◆ Exercise prompt:
Print each line of the listing once more, precisely as given.

_ _ _

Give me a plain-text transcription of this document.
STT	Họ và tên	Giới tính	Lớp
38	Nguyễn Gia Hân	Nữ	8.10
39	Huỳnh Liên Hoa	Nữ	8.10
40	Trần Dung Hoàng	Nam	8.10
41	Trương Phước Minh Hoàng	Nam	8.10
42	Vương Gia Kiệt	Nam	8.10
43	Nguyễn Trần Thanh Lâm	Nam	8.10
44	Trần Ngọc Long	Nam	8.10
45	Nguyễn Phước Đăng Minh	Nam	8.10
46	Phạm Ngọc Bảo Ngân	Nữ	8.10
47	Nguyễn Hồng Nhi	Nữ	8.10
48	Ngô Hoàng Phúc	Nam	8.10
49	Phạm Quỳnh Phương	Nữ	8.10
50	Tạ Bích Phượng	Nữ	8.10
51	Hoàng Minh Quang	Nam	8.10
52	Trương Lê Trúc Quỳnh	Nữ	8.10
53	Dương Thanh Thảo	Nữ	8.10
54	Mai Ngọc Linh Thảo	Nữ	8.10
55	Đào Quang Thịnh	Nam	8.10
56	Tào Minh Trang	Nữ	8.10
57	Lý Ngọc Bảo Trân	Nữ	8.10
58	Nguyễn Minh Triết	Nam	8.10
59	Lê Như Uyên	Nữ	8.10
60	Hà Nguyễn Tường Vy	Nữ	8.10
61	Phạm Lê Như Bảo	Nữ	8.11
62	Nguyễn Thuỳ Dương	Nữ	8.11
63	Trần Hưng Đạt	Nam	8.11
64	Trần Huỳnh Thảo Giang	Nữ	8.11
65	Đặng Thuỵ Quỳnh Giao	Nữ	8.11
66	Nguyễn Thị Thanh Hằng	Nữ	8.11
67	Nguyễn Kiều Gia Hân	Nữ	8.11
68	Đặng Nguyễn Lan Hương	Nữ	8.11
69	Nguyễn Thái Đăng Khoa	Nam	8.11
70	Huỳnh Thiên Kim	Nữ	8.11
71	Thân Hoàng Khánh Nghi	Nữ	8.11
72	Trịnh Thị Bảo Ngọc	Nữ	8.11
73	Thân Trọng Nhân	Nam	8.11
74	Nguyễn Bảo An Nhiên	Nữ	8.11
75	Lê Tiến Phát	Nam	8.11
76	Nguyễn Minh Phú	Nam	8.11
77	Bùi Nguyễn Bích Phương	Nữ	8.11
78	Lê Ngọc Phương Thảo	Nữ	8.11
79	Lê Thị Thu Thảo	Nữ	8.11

_ _ _

◆ Finished task:
Give me a plain-text transcription of this document.
STT	Họ và tên	Giới tính	Lớp
38	Nguyễn Gia Hân	Nữ	8.10
39	Huỳnh Liên Hoa	Nữ	8.10
40	Trần Dung Hoàng	Nam	8.10
41	Trương Phước Minh Hoàng	Nam	8.10
42	Vương Gia Kiệt	Nam	8.10
43	Nguyễn Trần Thanh Lâm	Nam	8.10
44	Trần Ngọc Long	Nam	8.10
45	Nguyễn Phước Đăng Minh	Nam	8.10
46	Phạm Ngọc Bảo Ngân	Nữ	8.10
47	Nguyễn Hồng Nhi	Nữ	8.10
48	Ngô Hoàng Phúc	Nam	8.10
49	Phạm Quỳnh Phương	Nữ	8.10
50	Tạ Bích Phượng	Nữ	8.10
51	Hoàng Minh Quang	Nam	8.10
52	Trương Lê Trúc Quỳnh	Nữ	8.10
53	Dương Thanh Thảo	Nữ	8.10
54	Mai Ngọc Linh Thảo	Nữ	8.10
55	Đào Quang Thịnh	Nam	8.10
56	Tào Minh Trang	Nữ	8.10
57	Lý Ngọc Bảo Trân	Nữ	8.10
58	Nguyễn Minh Triết	Nam	8.10
59	Lê Như Uyên	Nữ	8.10
60	Hà Nguyễn Tường Vy	Nữ	8.10
61	Phạm Lê Như Bảo	Nữ	8.11
62	Nguyễn Thuỳ Dương	Nữ	8.11
63	Trần Hưng Đạt	Nam	8.11
64	Trần Huỳnh Thảo Giang	Nữ	8.11
65	Đặng Thuỵ Quỳnh Giao	Nữ	8.11
66	Nguyễn Thị Thanh Hằng	Nữ	8.11
67	Nguyễn Kiều Gia Hân	Nữ	8.11
68	Đặng Nguyễn Lan Hương	Nữ	8.11
69	Nguyễn Thái Đăng Khoa	Nam	8.11
70	Huỳnh Thiên Kim	Nữ	8.11
71	Thân Hoàng Khánh Nghi	Nữ	8.11
72	Trịnh Thị Bảo Ngọc	Nữ	8.11
73	Thân Trọng Nhân	Nam	8.11
74	Nguyễn Bảo An Nhiên	Nữ	8.11
75	Lê Tiến Phát	Nam	8.11
76	Nguyễn Minh Phú	Nam	8.11
77	Bùi Nguyễn Bích Phương	Nữ	8.11
78	Lê Ngọc Phương Thảo	Nữ	8.11
79	Lê Thị Thu Thảo	Nữ	8.11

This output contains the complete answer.